Rewrite the rows as a numbered list, from the line with "date-field[interactable]: 2025.06.26 00:00" up to and including the line with "time-label: 4 Jun 04:00 [702, 483, 750, 493]", leaving out any blank lines.

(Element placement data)
========================
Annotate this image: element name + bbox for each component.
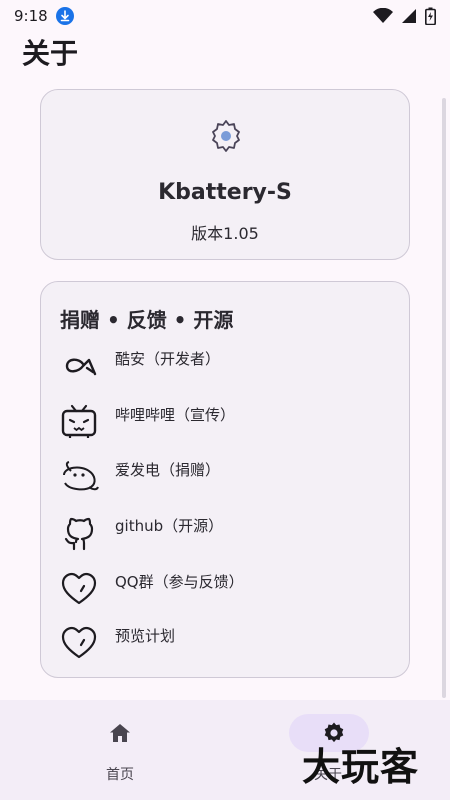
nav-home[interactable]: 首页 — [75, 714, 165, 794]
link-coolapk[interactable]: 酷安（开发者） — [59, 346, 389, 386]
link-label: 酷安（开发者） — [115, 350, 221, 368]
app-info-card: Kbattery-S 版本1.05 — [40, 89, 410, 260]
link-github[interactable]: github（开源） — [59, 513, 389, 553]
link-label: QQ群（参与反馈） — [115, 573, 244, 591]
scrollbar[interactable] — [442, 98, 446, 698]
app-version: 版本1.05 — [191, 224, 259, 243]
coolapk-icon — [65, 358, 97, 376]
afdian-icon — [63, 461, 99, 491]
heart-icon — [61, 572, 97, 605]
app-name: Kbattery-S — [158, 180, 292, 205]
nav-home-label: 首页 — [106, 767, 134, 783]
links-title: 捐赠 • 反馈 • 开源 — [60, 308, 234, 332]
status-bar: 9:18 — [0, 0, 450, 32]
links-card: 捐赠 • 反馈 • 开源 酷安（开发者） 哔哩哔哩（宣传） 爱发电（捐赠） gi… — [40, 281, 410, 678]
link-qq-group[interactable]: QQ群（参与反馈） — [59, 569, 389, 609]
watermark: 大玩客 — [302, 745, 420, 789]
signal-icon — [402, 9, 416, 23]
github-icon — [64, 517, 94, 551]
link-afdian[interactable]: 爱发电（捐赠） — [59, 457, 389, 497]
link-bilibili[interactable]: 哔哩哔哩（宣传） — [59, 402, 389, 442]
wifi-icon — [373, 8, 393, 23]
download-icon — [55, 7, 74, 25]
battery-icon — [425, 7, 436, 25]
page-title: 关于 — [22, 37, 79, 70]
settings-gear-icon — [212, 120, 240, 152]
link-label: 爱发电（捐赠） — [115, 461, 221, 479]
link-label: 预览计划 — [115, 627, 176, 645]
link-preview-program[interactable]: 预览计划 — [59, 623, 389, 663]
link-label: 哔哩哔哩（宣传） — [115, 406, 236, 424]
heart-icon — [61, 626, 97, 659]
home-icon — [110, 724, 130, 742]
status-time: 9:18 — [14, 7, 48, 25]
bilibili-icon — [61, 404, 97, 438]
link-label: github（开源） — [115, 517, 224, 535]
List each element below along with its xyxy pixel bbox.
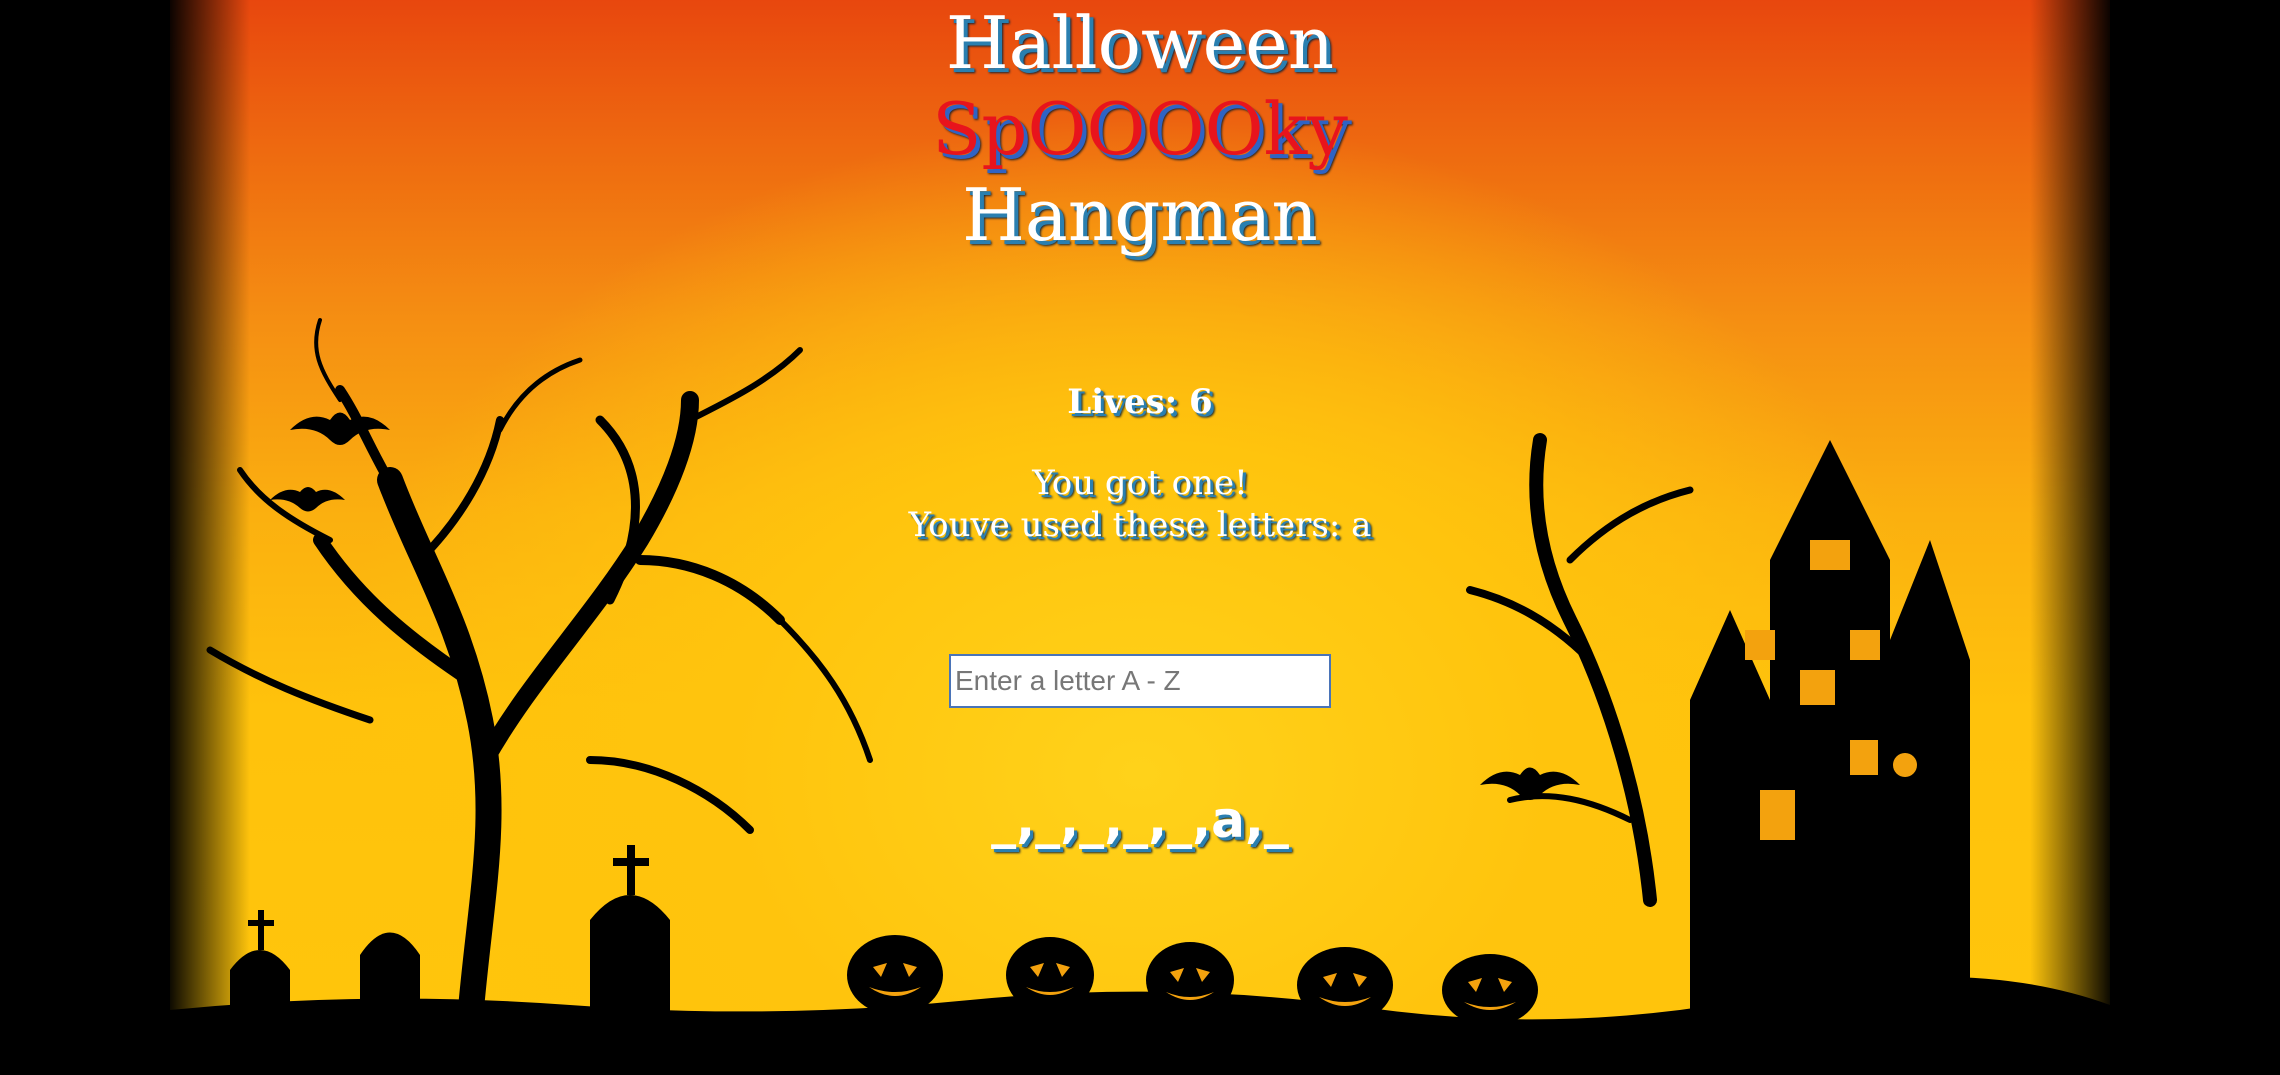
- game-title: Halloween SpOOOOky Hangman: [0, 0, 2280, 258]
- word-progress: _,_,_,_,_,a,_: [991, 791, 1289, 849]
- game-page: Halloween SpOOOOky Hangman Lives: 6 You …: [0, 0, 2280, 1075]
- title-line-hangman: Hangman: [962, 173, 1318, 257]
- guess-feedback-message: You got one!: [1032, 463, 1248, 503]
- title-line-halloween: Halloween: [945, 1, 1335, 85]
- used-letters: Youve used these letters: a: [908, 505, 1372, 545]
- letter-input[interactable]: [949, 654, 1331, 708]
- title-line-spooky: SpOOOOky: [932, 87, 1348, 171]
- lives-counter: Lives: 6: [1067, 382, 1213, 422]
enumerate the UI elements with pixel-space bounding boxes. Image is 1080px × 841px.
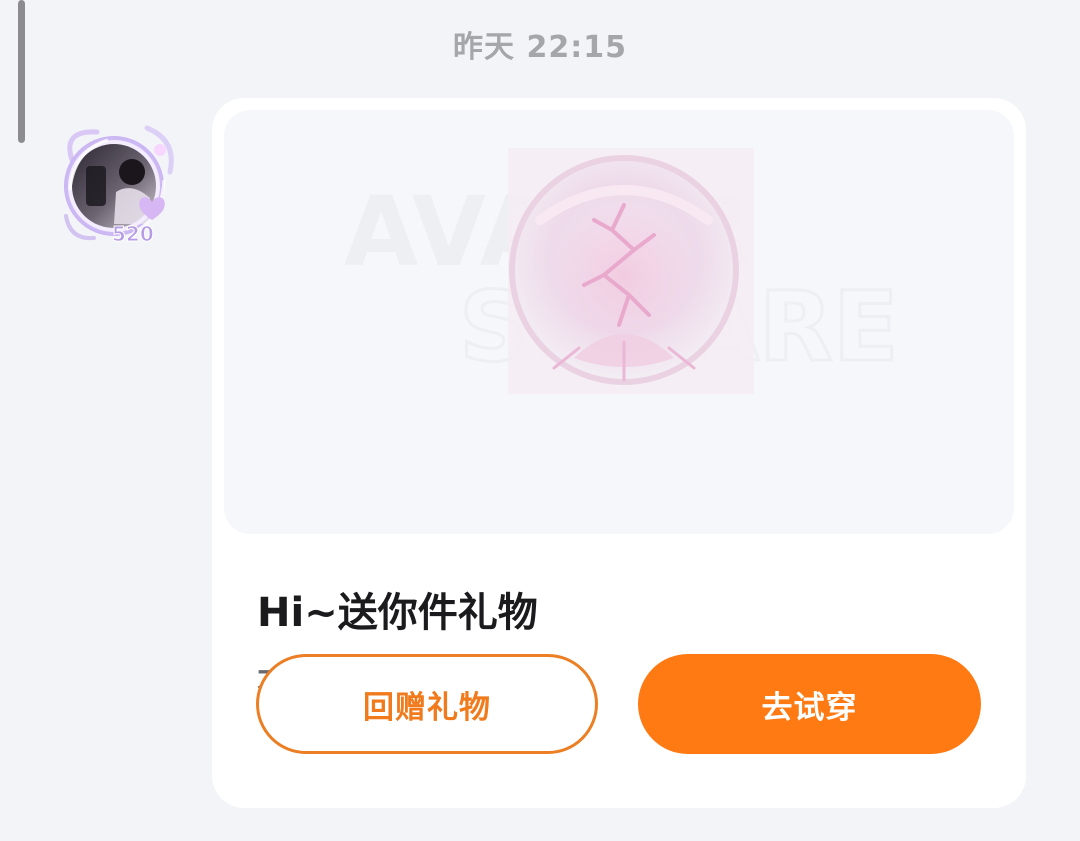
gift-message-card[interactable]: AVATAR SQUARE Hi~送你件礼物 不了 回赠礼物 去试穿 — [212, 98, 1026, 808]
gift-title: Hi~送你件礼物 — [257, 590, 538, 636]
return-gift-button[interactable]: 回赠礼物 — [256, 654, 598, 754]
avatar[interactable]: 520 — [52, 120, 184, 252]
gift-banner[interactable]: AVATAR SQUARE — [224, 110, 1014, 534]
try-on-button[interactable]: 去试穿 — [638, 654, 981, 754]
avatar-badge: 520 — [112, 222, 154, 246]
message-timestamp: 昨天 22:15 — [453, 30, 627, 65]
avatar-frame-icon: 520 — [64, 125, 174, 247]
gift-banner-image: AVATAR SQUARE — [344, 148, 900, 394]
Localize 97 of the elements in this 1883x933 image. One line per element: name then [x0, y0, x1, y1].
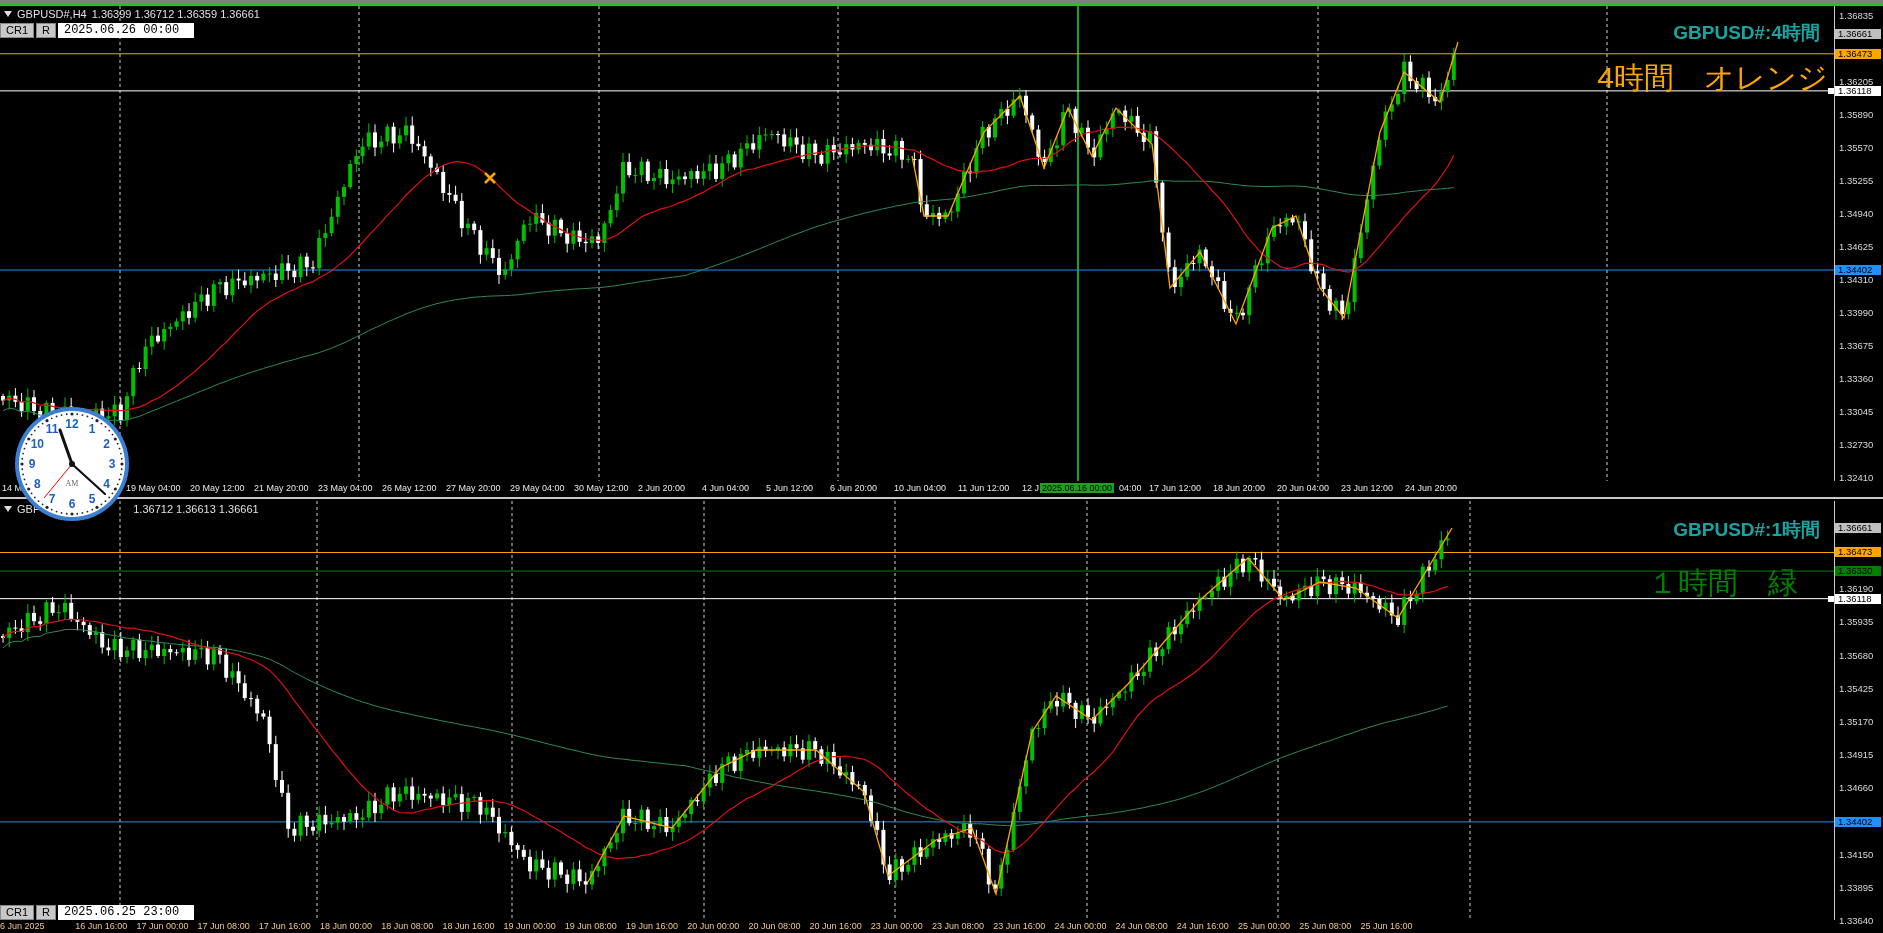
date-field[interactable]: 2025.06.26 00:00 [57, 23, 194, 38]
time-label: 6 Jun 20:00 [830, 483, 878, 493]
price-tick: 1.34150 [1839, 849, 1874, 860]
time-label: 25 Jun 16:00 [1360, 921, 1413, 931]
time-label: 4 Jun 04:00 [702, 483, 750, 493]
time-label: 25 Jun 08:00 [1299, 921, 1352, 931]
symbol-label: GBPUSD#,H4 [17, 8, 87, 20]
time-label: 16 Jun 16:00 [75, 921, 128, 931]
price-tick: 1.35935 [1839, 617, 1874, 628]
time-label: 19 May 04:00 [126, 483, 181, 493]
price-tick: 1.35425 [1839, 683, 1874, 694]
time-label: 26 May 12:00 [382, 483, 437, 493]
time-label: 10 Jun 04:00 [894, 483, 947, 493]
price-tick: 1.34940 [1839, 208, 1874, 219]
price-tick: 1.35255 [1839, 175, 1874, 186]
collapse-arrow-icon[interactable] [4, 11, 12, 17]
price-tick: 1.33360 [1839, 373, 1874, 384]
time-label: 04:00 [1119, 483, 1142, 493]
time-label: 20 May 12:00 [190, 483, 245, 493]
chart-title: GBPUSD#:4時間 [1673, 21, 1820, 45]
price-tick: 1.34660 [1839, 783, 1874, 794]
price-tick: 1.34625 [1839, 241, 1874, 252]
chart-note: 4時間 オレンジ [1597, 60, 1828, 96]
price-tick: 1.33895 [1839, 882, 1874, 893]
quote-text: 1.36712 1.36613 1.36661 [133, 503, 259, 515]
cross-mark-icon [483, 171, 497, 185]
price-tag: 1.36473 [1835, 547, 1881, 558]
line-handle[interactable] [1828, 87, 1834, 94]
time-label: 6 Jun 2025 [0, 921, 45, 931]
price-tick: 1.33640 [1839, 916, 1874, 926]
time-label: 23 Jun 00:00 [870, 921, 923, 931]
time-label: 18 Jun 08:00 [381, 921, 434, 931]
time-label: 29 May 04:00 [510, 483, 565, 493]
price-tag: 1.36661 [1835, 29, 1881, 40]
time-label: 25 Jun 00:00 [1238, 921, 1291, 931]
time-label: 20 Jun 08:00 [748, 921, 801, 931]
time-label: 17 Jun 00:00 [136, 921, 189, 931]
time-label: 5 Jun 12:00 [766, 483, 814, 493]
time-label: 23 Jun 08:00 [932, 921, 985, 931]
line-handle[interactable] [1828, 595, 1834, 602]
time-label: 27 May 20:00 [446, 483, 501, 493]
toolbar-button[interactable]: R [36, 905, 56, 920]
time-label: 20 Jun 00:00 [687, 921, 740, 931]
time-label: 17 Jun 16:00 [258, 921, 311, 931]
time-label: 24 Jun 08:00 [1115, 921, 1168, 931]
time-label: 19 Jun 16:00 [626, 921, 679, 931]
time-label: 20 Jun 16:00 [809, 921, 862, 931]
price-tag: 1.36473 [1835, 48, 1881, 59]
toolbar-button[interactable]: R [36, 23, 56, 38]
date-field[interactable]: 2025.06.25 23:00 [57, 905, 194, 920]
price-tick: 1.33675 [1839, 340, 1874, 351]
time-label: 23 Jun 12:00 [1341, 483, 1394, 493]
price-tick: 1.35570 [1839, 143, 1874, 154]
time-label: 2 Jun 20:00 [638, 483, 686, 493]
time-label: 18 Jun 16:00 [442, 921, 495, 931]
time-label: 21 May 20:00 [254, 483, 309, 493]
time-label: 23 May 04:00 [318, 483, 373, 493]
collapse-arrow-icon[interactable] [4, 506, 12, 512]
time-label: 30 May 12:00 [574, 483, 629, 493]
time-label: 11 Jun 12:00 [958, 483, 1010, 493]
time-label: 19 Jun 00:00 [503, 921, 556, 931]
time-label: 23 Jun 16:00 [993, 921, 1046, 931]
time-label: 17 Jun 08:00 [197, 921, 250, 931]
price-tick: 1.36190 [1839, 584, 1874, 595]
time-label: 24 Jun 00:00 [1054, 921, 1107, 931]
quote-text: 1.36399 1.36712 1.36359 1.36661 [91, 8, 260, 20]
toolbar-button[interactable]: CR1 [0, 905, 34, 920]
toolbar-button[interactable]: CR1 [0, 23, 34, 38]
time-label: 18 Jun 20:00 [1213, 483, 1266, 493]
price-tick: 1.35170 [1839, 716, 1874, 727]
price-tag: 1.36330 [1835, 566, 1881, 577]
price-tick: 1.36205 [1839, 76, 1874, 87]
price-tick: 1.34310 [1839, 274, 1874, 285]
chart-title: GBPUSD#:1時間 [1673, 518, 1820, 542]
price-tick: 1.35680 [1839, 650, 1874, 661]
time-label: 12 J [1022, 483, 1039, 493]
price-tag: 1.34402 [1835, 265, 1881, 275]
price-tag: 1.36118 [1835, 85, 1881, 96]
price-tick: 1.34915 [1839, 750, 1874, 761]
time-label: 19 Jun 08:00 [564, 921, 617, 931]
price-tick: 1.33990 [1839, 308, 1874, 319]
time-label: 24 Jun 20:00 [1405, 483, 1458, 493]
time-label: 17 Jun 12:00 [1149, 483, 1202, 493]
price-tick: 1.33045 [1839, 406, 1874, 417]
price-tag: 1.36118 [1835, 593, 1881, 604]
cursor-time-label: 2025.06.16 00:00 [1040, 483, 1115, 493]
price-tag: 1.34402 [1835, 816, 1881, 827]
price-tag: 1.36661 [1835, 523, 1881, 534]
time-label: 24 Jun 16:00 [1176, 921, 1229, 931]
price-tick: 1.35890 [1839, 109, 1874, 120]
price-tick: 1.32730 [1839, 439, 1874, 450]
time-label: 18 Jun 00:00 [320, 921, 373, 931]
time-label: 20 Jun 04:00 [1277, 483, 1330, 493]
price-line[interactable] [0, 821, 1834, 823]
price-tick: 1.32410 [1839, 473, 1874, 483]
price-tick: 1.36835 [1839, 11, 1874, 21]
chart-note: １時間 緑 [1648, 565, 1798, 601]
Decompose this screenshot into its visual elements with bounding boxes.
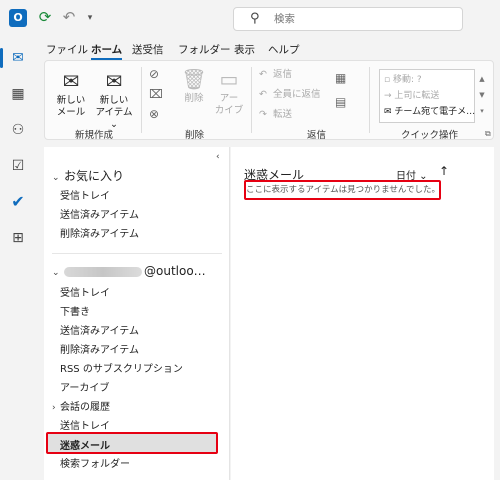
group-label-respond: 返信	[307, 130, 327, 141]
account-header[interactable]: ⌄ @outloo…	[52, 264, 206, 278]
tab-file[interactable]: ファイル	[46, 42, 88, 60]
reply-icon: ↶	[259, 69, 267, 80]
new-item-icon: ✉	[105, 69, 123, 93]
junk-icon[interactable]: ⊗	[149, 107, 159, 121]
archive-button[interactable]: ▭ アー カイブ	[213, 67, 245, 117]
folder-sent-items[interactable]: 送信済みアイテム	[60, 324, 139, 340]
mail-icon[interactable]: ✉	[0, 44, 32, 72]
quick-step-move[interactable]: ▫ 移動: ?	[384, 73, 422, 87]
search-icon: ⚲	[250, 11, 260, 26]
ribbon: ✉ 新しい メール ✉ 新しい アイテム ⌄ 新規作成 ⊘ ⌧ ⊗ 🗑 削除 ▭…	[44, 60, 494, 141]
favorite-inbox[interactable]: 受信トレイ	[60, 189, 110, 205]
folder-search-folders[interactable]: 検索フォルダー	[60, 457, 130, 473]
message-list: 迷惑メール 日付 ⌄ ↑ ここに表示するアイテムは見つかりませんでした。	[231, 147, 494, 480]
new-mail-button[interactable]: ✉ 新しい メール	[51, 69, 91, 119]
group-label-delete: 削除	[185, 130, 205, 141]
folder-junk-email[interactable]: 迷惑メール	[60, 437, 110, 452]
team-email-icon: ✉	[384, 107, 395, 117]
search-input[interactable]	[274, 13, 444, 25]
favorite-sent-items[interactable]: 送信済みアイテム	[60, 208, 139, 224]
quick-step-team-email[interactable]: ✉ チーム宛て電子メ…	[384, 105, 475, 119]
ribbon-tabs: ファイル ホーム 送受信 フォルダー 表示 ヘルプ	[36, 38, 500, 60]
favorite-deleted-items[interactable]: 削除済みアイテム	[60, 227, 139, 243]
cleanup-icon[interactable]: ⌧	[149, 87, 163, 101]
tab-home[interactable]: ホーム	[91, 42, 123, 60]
========================
* Complete output
1. date-field[interactable]: 2025.06.26 00:00 [57, 23, 194, 38]
2. time-label: 6 Jun 20:00 [830, 483, 878, 493]
3. price-tick: 1.34150 [1839, 849, 1874, 860]
4. time-label: 25 Jun 16:00 [1360, 921, 1413, 931]
5. time-label: 4 Jun 04:00 [702, 483, 750, 493]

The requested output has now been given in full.